WHAT IS EXPECTED.
Restate the entire listing word for word.

※

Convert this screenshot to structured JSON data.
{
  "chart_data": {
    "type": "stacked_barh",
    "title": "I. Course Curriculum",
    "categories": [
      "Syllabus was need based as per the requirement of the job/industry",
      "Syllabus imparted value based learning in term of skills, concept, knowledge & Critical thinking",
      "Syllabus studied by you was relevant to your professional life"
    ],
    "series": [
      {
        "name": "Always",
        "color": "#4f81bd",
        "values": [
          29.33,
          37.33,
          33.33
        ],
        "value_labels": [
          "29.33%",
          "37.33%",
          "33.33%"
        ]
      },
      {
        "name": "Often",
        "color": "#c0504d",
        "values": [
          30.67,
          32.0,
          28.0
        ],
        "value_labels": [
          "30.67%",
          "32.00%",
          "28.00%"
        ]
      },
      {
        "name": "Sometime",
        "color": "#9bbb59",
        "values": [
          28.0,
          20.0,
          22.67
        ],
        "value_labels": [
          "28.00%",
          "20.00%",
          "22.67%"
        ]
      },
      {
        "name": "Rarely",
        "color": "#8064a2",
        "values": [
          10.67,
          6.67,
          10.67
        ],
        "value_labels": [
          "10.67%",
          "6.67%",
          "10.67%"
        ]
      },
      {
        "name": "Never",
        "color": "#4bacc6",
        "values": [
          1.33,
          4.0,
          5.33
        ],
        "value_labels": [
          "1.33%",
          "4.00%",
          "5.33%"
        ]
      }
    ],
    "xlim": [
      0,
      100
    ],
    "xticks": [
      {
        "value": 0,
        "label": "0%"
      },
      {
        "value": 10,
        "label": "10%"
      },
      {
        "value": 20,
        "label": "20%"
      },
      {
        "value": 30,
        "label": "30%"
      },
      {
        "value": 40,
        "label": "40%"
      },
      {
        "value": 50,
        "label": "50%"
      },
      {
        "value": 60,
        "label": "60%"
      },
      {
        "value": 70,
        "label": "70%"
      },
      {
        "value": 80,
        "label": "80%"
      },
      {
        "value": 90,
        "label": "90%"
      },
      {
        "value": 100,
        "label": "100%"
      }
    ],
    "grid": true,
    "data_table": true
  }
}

※

TASK ANSWER.
Convert this screenshot to structured JSON data.
{
  "chart_data": {
    "type": "stacked_barh",
    "title": "I. Course Curriculum",
    "categories": [
      "Syllabus was need based as per the requirement of the job/industry",
      "Syllabus imparted value based learning in term of skills, concept, knowledge & Critical thinking",
      "Syllabus studied by you was relevant to your professional life"
    ],
    "series": [
      {
        "name": "Always",
        "color": "#4f81bd",
        "values": [
          29.33,
          37.33,
          33.33
        ],
        "value_labels": [
          "29.33%",
          "37.33%",
          "33.33%"
        ]
      },
      {
        "name": "Often",
        "color": "#c0504d",
        "values": [
          30.67,
          32.0,
          28.0
        ],
        "value_labels": [
          "30.67%",
          "32.00%",
          "28.00%"
        ]
      },
      {
        "name": "Sometime",
        "color": "#9bbb59",
        "values": [
          28.0,
          20.0,
          22.67
        ],
        "value_labels": [
          "28.00%",
          "20.00%",
          "22.67%"
        ]
      },
      {
        "name": "Rarely",
        "color": "#8064a2",
        "values": [
          10.67,
          6.67,
          10.67
        ],
        "value_labels": [
          "10.67%",
          "6.67%",
          "10.67%"
        ]
      },
      {
        "name": "Never",
        "color": "#4bacc6",
        "values": [
          1.33,
          4.0,
          5.33
        ],
        "value_labels": [
          "1.33%",
          "4.00%",
          "5.33%"
        ]
      }
    ],
    "xlim": [
      0,
      100
    ],
    "xticks": [
      {
        "value": 0,
        "label": "0%"
      },
      {
        "value": 10,
        "label": "10%"
      },
      {
        "value": 20,
        "label": "20%"
      },
      {
        "value": 30,
        "label": "30%"
      },
      {
        "value": 40,
        "label": "40%"
      },
      {
        "value": 50,
        "label": "50%"
      },
      {
        "value": 60,
        "label": "60%"
      },
      {
        "value": 70,
        "label": "70%"
      },
      {
        "value": 80,
        "label": "80%"
      },
      {
        "value": 90,
        "label": "90%"
      },
      {
        "value": 100,
        "label": "100%"
      }
    ],
    "grid": true,
    "data_table": true
  }
}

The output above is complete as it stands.